┌─ SUPPLIED RECORDS
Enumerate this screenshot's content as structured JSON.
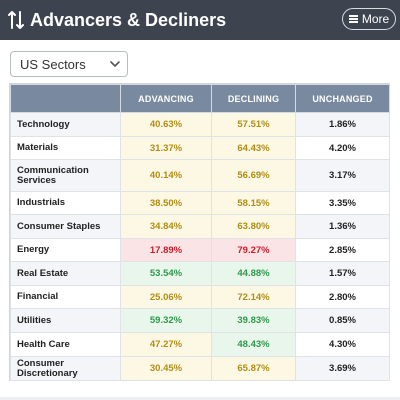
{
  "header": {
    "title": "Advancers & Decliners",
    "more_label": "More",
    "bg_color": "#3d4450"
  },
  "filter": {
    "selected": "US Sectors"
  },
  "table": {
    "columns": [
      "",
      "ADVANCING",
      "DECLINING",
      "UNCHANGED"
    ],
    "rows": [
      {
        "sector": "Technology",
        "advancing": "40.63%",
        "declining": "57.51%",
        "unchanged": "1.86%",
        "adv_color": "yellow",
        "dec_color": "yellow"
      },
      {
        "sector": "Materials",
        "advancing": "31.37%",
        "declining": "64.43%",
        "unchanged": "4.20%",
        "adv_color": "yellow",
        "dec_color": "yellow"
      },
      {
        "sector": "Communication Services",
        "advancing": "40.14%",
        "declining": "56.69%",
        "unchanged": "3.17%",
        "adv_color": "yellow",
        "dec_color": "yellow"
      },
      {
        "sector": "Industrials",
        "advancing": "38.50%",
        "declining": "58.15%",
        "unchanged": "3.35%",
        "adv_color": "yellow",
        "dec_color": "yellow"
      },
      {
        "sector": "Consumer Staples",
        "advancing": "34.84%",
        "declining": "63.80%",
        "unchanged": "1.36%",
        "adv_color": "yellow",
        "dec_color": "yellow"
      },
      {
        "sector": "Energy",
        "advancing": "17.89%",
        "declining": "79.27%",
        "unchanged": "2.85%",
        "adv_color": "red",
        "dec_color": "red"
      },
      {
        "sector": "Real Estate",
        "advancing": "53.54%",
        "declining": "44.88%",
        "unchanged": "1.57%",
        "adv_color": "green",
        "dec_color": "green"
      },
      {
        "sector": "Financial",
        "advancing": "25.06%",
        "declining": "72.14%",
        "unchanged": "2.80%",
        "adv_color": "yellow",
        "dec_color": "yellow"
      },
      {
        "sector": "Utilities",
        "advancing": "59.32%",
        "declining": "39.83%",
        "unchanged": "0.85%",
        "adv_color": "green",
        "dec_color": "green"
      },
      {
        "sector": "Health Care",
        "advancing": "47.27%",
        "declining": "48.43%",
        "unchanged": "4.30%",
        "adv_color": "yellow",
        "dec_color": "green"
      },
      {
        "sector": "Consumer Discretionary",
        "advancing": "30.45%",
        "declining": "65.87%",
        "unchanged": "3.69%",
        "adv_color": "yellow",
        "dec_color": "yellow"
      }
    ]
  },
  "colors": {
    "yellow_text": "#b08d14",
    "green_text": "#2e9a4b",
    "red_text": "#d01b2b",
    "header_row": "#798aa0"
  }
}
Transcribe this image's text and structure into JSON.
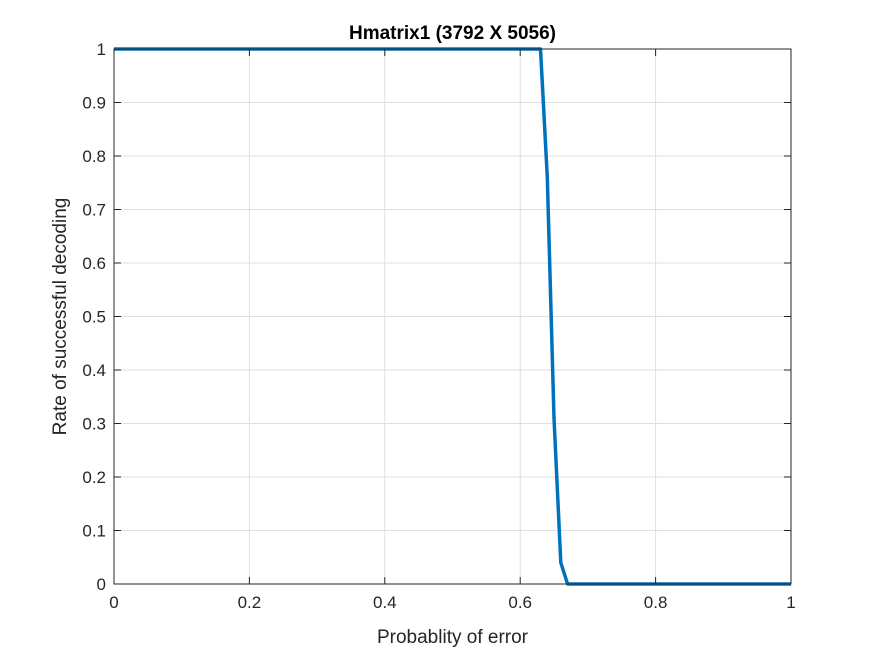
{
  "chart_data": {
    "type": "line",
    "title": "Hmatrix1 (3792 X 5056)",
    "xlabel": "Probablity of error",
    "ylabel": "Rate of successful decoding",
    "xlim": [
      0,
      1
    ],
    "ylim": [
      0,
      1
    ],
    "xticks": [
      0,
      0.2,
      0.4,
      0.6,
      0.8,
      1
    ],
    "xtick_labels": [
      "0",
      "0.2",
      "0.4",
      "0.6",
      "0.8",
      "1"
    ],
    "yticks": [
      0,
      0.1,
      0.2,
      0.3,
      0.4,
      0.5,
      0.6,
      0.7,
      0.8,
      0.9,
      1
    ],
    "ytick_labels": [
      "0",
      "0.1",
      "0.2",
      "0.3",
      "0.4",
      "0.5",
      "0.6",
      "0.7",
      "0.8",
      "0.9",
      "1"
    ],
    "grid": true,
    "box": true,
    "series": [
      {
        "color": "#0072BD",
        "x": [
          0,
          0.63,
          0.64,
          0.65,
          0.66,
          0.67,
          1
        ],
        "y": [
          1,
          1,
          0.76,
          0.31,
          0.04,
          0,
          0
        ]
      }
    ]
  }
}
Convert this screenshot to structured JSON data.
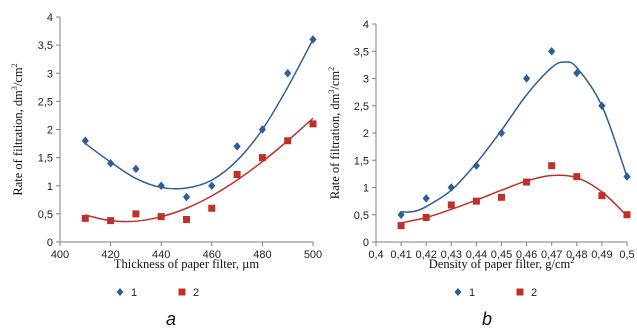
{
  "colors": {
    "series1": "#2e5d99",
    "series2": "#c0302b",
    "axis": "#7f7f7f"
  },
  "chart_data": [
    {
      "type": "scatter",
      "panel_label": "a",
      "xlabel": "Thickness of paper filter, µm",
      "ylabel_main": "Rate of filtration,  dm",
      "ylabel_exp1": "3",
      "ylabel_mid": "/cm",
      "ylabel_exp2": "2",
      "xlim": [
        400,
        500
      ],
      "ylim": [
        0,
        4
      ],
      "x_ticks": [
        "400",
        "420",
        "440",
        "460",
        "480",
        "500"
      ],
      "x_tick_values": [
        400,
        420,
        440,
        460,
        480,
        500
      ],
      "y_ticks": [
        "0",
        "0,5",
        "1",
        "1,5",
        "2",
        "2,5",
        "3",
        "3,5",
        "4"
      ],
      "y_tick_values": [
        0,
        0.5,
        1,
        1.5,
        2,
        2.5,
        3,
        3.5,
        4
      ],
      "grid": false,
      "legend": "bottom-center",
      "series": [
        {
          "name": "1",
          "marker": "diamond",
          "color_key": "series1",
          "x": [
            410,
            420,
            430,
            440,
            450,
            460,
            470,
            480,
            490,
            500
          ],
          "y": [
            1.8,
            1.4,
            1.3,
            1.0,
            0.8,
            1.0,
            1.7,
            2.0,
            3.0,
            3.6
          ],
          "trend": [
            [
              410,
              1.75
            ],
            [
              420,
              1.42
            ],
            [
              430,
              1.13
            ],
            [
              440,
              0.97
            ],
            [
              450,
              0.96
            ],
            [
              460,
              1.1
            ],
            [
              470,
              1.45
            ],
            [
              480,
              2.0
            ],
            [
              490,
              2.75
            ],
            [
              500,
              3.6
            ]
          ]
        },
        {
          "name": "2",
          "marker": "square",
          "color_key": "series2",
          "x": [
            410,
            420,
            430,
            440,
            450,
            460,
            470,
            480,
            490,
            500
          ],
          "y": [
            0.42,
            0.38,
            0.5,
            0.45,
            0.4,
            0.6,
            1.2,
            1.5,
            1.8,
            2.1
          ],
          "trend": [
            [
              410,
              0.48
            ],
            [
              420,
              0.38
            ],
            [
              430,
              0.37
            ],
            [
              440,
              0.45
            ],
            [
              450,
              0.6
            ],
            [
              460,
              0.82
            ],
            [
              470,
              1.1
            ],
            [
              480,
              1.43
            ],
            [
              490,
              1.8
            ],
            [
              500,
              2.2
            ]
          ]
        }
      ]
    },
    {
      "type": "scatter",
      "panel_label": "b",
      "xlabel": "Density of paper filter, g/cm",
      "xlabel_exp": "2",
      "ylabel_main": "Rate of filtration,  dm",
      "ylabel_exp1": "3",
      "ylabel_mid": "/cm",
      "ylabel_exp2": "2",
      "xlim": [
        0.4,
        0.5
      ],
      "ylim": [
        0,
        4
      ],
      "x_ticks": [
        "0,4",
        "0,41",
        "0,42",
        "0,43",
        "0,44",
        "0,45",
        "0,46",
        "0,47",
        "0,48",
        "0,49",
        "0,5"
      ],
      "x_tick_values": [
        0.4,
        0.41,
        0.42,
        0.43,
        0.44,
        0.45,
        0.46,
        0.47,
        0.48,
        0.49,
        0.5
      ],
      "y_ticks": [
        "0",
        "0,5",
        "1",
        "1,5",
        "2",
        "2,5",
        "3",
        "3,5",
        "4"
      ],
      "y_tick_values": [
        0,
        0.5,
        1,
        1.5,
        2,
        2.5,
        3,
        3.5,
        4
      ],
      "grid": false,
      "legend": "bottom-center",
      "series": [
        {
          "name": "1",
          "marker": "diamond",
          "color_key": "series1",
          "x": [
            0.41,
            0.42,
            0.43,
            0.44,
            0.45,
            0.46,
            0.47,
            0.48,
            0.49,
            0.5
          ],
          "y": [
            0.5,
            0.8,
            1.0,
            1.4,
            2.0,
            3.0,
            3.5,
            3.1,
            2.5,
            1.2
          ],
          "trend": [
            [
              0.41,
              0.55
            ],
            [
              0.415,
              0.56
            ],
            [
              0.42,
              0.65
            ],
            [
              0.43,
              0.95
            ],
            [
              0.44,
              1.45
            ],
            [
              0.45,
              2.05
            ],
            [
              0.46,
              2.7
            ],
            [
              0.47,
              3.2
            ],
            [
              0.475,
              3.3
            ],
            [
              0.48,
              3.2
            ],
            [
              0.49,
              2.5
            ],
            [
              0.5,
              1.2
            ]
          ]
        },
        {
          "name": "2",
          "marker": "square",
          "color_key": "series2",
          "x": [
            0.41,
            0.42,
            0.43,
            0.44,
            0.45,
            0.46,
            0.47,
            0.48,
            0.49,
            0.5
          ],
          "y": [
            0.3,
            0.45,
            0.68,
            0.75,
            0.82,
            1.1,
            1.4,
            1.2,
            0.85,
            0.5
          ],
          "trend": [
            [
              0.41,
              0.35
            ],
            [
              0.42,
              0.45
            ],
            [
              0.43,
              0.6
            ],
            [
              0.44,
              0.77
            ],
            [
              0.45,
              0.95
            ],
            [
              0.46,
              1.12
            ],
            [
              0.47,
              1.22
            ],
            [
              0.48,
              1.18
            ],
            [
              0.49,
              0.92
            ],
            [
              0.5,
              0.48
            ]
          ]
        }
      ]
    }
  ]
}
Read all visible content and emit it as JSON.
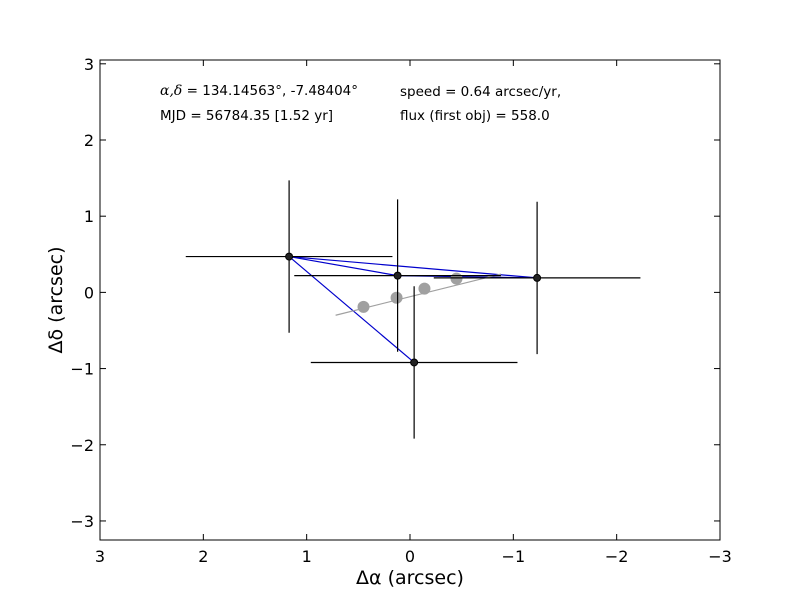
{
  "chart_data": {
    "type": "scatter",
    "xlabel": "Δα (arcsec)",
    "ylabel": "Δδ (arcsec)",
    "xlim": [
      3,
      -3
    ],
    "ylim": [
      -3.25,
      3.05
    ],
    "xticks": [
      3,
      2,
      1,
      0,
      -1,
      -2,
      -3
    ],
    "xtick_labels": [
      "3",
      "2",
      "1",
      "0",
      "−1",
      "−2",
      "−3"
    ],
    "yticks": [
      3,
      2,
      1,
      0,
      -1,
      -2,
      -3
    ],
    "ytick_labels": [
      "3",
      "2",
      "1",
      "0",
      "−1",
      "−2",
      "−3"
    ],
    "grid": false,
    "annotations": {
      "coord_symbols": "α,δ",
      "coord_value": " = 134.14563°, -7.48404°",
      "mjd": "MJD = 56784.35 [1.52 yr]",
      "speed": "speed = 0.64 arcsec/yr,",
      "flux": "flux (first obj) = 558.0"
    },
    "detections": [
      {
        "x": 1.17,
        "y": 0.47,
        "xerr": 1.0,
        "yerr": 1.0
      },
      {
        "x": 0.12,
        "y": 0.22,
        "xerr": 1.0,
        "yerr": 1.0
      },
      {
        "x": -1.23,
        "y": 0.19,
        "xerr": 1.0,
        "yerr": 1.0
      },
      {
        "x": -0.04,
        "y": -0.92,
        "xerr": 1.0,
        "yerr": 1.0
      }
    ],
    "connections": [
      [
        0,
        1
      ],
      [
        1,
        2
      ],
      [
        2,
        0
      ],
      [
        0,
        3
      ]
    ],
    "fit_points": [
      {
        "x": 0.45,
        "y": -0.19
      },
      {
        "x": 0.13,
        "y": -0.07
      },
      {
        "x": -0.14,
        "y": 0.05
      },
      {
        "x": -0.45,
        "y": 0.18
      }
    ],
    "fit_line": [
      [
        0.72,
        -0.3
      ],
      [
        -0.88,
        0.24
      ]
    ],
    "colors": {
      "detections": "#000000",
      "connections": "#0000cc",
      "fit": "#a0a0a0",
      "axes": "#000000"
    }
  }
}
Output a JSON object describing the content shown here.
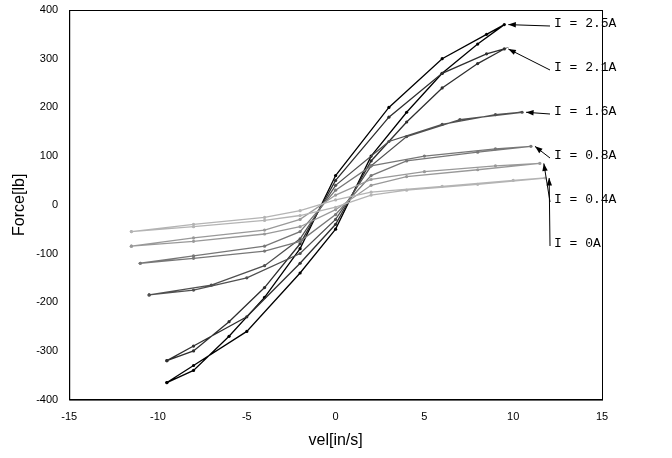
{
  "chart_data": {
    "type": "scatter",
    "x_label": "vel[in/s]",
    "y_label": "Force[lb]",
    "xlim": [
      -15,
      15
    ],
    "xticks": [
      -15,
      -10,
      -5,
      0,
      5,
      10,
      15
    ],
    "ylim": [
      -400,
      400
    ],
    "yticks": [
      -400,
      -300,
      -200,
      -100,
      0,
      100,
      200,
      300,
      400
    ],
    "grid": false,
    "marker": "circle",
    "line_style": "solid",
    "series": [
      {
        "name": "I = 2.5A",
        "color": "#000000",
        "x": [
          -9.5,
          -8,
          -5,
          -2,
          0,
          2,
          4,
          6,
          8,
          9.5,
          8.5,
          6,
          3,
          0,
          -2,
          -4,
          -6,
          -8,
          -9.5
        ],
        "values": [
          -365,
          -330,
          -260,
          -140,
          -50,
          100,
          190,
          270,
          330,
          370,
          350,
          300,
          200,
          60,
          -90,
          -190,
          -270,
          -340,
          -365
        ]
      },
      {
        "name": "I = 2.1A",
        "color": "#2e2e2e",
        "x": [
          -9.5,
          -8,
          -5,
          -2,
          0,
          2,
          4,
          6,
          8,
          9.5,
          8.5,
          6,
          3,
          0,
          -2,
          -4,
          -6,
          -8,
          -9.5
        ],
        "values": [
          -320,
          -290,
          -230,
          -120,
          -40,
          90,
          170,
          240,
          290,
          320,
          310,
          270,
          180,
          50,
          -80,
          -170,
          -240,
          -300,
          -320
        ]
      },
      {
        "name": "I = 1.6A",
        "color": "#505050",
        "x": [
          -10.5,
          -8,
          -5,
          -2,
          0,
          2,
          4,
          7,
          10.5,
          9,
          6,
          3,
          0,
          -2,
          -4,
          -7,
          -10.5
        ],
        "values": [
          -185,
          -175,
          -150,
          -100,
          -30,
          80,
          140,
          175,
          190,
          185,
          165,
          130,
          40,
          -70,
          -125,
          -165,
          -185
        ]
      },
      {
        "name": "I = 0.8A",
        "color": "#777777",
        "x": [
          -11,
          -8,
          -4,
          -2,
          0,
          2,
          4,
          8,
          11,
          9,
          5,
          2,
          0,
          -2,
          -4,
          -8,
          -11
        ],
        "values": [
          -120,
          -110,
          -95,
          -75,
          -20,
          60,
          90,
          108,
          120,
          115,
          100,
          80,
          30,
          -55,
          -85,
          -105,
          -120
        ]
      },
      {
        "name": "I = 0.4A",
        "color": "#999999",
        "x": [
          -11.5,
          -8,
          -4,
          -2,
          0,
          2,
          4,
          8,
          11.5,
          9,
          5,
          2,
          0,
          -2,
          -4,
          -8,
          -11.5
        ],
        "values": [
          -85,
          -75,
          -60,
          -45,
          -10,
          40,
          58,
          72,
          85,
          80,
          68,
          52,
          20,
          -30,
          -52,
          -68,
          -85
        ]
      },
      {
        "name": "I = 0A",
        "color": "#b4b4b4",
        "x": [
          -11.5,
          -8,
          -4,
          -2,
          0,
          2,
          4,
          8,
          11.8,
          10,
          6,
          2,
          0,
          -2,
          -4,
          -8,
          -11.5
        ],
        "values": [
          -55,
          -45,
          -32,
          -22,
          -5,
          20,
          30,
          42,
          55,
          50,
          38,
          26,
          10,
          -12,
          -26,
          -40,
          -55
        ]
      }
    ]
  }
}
└─
### PROBLEM DESCRIPTION
Using the data above, copy each line that contains "structured".

### OUTPUT BELOW
Enumerate this screenshot's content as structured JSON.
Convert this screenshot to structured JSON data.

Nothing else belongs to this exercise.